━━━ STORED ROWS ━━━
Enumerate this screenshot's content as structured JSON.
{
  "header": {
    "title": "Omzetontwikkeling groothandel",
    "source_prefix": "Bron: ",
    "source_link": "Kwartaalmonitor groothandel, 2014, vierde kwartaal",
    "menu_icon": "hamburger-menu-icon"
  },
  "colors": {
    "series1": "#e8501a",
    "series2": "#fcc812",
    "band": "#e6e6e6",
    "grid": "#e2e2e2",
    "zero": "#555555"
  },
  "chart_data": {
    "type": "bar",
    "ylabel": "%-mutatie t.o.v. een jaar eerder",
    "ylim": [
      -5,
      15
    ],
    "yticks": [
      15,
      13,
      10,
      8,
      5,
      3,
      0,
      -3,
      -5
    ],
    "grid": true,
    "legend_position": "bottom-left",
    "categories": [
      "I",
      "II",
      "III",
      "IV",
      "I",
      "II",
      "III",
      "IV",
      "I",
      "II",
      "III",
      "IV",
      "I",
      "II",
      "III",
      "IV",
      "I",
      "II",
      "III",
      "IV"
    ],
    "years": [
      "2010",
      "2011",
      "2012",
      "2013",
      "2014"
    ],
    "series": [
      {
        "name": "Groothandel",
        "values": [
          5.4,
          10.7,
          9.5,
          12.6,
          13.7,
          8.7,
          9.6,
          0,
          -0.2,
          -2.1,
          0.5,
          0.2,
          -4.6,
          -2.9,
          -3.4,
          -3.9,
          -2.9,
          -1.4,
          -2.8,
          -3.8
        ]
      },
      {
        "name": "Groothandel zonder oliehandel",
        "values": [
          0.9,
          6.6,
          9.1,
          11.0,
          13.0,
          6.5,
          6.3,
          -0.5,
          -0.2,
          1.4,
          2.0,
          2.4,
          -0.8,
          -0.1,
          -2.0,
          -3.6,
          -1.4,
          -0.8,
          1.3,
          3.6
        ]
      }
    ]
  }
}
━━━
PROBLEM DESCRIPTION
Show each line in the entries that holds the string "name".

REPLY TO THE TASK
        "name": "Groothandel",
        "name": "Groothandel zonder oliehandel",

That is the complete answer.